--- START MATERIAL FOR THE TASK ---
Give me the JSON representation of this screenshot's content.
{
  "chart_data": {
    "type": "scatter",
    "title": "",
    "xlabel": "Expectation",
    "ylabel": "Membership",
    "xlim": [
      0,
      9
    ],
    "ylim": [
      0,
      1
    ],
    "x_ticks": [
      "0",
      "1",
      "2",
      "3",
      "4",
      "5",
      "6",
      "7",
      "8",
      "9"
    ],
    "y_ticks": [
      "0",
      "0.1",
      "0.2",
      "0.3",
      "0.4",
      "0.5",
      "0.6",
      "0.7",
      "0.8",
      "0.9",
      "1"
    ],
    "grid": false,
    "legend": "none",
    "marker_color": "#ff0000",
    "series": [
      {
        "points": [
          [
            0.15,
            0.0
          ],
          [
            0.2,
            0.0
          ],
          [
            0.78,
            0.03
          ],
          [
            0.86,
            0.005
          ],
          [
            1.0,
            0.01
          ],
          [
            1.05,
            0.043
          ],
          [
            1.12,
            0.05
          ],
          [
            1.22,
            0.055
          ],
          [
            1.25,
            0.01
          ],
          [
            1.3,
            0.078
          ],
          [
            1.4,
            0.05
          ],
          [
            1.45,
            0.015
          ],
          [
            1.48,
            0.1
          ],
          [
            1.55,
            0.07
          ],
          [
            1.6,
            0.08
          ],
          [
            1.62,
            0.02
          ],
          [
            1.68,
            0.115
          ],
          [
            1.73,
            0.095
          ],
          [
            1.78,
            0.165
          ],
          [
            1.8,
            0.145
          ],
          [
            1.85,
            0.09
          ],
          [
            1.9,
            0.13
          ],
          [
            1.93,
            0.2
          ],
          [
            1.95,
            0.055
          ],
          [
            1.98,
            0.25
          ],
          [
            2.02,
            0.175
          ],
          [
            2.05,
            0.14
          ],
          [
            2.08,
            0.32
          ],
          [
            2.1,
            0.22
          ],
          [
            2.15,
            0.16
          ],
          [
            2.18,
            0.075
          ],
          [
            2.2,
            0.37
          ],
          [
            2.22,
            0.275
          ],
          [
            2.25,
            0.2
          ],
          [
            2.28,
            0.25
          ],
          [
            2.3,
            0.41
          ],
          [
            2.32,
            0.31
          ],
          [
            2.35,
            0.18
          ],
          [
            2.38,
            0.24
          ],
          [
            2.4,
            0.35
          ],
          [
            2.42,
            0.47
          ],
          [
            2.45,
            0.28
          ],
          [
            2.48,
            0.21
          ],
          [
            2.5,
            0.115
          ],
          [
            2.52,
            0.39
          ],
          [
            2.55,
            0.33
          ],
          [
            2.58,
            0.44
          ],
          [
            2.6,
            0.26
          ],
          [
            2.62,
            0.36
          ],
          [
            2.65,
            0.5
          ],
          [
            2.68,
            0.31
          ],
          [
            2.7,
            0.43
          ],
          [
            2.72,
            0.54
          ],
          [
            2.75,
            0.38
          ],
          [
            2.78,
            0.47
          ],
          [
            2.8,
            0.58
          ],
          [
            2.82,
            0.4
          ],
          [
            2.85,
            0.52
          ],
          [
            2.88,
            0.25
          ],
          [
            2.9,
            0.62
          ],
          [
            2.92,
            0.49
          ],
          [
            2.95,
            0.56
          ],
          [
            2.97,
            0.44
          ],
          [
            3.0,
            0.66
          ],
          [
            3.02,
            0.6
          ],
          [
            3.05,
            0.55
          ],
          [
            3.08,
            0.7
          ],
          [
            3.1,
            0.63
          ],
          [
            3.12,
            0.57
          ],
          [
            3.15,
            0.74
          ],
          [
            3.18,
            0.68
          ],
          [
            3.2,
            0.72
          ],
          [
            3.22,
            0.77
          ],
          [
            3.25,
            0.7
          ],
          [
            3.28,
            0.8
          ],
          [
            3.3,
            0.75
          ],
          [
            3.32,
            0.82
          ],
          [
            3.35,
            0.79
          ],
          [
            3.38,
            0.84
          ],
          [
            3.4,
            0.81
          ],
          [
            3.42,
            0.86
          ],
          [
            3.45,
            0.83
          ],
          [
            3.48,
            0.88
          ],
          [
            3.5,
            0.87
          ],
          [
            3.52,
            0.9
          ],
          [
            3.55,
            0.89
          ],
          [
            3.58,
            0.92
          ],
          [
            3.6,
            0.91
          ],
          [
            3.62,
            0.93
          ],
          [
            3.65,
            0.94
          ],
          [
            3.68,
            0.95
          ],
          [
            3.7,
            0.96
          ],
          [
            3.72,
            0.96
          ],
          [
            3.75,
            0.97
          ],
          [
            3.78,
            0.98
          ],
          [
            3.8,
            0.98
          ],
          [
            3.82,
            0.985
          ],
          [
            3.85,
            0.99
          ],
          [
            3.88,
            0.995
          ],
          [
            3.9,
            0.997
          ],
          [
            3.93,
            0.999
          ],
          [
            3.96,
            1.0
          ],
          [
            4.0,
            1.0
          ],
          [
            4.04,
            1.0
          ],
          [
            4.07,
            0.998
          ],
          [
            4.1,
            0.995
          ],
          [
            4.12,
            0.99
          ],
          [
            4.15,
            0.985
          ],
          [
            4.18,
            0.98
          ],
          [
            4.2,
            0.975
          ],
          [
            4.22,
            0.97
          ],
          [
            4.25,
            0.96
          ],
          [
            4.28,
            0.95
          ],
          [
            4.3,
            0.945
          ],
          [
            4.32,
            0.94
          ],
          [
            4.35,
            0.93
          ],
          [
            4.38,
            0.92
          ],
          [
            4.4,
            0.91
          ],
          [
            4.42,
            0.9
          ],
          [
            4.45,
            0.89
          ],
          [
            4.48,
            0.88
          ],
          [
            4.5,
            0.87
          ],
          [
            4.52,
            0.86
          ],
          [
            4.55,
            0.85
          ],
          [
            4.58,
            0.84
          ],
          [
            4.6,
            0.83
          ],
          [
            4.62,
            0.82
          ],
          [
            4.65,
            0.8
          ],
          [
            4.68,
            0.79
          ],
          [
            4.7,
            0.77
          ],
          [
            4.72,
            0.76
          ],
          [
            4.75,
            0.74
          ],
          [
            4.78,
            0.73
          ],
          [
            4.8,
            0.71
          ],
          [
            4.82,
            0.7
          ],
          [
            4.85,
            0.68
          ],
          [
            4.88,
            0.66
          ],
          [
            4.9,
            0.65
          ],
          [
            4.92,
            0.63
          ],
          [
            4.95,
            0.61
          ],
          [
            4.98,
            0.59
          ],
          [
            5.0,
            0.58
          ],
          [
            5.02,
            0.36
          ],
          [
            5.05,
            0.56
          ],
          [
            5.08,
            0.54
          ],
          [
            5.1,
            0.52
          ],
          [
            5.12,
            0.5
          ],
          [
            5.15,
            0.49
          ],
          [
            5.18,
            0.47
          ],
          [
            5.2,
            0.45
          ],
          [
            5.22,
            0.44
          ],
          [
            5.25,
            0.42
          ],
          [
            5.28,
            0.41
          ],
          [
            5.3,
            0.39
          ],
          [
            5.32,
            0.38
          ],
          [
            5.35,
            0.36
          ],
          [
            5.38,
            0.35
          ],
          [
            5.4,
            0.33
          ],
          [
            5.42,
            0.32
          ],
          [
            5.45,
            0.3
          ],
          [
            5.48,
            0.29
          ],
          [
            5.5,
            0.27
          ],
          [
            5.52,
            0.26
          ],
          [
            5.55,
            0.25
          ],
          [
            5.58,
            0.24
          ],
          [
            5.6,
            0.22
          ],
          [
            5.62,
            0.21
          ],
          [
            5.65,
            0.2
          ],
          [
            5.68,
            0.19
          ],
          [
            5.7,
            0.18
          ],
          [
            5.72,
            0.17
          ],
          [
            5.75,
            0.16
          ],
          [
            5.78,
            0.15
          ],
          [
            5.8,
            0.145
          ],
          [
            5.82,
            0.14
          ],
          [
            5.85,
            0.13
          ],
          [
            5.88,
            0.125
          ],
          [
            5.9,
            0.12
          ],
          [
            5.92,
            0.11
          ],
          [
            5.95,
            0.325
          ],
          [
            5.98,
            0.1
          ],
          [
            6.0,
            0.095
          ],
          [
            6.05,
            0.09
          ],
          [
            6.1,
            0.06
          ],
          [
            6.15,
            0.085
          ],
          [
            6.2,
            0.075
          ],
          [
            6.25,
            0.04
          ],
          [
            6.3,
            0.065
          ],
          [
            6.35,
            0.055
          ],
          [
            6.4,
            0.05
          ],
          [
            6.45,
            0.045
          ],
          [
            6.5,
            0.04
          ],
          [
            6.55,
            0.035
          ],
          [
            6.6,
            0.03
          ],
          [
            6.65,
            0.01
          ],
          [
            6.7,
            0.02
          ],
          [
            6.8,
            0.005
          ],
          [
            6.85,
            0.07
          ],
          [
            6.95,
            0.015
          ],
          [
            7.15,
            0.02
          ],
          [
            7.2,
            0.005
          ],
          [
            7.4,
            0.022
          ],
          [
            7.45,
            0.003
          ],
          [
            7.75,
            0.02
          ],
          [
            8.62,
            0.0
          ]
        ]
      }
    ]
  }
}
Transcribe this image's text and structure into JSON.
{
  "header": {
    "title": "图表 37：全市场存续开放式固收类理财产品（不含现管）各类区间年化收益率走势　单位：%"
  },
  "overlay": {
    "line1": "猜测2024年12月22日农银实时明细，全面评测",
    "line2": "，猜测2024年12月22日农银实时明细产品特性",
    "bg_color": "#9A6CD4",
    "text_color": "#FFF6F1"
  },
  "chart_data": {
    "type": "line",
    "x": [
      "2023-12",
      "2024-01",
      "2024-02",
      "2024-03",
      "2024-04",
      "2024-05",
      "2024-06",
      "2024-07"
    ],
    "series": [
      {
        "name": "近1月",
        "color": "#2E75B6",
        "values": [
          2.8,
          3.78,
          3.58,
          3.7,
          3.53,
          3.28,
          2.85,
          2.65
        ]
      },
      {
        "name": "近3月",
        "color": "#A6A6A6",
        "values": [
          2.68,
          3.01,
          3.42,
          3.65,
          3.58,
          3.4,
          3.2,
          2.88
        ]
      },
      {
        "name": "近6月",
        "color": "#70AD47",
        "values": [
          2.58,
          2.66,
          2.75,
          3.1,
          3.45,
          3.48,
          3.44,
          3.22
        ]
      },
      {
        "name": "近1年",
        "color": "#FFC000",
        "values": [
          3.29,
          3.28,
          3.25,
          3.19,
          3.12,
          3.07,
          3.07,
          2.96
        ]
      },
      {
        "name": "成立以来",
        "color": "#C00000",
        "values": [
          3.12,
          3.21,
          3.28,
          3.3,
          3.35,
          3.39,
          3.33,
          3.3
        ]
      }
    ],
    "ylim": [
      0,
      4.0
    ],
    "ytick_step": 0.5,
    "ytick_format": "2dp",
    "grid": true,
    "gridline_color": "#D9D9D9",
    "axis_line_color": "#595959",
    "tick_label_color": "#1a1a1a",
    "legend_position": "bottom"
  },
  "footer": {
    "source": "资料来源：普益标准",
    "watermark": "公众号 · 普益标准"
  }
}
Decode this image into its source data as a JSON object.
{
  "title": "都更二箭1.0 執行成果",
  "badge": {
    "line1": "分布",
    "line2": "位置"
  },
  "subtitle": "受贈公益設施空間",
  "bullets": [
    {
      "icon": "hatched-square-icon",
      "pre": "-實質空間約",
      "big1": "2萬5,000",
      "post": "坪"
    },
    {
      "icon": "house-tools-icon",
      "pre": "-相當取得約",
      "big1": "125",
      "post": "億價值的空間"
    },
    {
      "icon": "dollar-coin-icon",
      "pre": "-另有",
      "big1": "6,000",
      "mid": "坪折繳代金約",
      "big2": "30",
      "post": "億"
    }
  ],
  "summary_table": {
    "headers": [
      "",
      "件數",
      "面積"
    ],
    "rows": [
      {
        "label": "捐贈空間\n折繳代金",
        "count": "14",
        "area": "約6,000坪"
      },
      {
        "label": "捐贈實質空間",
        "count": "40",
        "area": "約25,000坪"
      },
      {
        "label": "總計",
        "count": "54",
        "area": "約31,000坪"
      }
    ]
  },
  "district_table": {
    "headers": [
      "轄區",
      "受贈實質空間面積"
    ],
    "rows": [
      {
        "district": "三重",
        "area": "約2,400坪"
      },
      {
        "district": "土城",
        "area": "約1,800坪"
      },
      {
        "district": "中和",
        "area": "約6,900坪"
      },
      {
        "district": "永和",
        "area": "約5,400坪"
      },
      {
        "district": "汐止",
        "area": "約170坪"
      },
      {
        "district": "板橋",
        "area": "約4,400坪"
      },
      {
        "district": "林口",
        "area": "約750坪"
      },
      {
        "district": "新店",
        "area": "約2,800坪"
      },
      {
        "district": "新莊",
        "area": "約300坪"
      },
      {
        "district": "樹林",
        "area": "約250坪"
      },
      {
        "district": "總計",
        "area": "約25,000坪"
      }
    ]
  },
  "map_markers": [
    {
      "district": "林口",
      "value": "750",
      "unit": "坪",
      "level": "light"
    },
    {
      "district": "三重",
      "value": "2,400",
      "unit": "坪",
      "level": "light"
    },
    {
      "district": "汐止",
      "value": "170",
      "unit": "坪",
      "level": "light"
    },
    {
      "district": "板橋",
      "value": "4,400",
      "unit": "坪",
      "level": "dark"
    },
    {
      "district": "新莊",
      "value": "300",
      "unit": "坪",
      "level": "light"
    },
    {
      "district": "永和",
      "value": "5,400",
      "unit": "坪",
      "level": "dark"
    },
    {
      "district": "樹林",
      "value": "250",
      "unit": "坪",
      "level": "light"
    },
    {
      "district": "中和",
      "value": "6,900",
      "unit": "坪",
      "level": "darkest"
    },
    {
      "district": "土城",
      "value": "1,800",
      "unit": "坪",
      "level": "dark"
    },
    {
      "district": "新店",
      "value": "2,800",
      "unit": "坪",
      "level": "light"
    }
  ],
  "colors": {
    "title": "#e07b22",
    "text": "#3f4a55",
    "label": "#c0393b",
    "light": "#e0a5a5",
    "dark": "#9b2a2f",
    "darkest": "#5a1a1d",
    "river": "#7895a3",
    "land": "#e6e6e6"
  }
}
--- END MATERIAL FOR THE TASK ---
▸ **AIM**: Which lines include the word "icon"? Copy every one of them.

▸ **FULL OUTPUT**:
      "icon": "hatched-square-icon",
      "icon": "house-tools-icon",
      "icon": "dollar-coin-icon",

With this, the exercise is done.